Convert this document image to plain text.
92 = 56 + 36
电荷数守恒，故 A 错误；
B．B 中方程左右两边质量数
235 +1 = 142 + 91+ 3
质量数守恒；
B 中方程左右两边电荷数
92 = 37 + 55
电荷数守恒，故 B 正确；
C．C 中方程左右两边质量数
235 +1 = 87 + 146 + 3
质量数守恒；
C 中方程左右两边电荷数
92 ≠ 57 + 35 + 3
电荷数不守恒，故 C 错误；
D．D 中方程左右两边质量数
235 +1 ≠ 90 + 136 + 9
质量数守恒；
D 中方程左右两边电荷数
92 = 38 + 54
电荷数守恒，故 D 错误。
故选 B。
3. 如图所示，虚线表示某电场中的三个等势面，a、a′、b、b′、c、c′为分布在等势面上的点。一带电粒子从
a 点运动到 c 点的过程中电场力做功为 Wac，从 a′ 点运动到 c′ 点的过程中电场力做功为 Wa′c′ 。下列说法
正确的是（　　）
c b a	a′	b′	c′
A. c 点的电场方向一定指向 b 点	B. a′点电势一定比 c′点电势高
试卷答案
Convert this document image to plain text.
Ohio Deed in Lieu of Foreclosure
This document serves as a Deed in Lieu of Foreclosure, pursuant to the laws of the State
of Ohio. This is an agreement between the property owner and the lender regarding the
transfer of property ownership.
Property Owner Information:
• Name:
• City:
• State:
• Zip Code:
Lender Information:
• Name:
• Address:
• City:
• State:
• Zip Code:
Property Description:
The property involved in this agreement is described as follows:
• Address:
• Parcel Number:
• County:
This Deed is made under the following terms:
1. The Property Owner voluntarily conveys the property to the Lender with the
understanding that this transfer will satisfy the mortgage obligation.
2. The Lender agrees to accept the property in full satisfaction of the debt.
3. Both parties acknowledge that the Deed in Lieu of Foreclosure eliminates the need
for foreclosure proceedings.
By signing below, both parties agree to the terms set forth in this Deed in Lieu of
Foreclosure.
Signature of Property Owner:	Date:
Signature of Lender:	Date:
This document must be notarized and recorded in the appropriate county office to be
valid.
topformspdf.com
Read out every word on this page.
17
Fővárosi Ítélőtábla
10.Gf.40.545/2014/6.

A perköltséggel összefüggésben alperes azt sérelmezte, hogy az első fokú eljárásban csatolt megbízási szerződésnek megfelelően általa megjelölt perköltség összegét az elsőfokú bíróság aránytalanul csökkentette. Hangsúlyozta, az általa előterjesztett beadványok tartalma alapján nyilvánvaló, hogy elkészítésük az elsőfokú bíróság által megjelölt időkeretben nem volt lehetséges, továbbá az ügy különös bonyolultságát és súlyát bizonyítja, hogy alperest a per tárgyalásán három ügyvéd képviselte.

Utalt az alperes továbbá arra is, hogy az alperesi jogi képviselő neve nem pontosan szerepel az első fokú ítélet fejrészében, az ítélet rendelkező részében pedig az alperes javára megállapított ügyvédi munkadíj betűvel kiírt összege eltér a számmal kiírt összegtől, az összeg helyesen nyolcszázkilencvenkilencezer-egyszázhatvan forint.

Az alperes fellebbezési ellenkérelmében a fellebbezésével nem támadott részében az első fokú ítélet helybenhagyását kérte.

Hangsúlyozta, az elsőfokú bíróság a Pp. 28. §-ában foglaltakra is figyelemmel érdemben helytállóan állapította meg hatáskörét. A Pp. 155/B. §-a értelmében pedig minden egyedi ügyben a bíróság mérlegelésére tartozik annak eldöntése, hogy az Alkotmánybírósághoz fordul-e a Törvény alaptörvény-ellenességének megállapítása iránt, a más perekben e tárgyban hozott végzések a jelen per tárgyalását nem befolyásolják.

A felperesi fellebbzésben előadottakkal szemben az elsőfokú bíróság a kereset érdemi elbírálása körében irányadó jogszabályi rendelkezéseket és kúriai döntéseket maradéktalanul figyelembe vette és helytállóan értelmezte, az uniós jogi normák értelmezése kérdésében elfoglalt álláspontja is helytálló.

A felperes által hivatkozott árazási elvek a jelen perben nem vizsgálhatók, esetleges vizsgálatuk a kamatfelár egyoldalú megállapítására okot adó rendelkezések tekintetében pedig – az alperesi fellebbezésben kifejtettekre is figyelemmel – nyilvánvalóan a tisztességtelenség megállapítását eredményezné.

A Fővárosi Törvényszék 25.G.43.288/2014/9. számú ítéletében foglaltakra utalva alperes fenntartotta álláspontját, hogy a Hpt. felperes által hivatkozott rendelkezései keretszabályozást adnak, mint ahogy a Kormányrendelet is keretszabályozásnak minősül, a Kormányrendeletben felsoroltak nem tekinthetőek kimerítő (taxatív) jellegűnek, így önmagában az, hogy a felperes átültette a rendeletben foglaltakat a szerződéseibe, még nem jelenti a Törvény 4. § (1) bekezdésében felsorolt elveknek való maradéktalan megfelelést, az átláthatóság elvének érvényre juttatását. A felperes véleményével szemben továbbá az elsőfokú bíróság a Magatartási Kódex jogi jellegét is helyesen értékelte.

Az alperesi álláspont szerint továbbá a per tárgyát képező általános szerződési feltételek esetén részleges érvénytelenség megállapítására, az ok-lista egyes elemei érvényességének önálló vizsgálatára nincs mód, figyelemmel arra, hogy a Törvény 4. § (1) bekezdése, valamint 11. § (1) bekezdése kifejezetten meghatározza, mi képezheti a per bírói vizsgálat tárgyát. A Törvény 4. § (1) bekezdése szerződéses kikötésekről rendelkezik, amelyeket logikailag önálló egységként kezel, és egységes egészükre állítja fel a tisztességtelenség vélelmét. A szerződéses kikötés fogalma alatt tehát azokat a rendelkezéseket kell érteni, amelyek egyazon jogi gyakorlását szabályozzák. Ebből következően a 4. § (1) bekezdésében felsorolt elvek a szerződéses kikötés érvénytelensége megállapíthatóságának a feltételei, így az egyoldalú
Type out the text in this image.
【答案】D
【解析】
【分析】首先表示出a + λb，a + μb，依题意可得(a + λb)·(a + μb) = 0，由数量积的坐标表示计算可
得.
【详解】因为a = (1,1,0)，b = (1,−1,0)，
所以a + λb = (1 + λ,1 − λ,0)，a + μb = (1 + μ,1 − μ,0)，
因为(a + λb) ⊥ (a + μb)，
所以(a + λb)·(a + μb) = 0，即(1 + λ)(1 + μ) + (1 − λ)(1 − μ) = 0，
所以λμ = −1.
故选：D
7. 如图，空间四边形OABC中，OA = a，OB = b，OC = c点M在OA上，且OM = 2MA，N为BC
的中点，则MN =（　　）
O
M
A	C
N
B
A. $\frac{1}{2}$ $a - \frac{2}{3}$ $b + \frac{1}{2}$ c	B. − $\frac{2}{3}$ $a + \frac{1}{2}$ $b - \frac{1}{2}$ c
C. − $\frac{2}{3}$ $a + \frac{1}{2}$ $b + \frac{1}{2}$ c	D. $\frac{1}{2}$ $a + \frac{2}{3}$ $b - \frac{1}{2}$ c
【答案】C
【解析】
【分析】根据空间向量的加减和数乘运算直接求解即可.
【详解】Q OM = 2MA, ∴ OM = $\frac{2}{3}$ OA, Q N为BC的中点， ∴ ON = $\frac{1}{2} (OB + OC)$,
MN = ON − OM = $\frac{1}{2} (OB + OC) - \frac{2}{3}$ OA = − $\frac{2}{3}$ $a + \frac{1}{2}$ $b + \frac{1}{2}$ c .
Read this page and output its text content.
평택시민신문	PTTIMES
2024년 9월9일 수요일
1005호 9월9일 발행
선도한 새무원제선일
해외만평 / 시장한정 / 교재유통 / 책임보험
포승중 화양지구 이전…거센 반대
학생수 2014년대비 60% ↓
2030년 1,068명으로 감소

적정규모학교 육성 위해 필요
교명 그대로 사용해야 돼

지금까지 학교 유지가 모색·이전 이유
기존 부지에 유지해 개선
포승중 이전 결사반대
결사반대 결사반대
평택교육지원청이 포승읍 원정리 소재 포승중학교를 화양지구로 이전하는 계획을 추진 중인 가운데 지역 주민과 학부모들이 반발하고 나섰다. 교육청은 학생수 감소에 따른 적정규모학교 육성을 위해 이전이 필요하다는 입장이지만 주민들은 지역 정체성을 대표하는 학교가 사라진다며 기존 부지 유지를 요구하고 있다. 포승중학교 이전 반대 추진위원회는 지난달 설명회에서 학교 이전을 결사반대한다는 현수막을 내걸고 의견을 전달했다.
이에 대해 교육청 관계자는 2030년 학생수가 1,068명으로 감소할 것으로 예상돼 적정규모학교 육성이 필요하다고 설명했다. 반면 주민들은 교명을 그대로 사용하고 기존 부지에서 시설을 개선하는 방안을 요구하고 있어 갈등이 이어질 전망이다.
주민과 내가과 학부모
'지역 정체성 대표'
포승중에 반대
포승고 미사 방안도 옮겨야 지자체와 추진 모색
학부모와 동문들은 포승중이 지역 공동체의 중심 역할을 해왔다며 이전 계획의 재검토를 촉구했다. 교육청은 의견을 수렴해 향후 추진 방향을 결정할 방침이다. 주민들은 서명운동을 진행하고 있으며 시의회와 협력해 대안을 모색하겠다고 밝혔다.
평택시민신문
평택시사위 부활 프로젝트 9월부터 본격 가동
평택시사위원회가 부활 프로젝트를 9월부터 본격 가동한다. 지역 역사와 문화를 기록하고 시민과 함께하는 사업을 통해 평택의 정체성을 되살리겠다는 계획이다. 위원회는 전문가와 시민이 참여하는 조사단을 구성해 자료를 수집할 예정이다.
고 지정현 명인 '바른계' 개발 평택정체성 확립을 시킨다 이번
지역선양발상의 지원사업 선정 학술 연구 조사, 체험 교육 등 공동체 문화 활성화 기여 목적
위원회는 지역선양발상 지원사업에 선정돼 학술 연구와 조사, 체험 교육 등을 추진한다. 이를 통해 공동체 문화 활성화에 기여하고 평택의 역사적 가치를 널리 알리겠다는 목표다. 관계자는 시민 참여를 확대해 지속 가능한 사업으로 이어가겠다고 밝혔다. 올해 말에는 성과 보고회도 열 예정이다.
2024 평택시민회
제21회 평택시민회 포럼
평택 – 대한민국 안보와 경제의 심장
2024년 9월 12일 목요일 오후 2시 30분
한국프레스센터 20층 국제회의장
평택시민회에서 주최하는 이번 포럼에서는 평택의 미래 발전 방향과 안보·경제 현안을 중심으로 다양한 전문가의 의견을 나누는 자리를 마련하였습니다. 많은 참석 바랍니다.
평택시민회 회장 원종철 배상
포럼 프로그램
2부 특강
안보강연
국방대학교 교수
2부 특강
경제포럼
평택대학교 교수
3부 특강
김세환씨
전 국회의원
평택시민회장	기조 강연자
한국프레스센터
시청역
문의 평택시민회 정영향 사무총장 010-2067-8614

++++

Count the lines of the data that contain the string "예정이다", and reply with that number alone.

2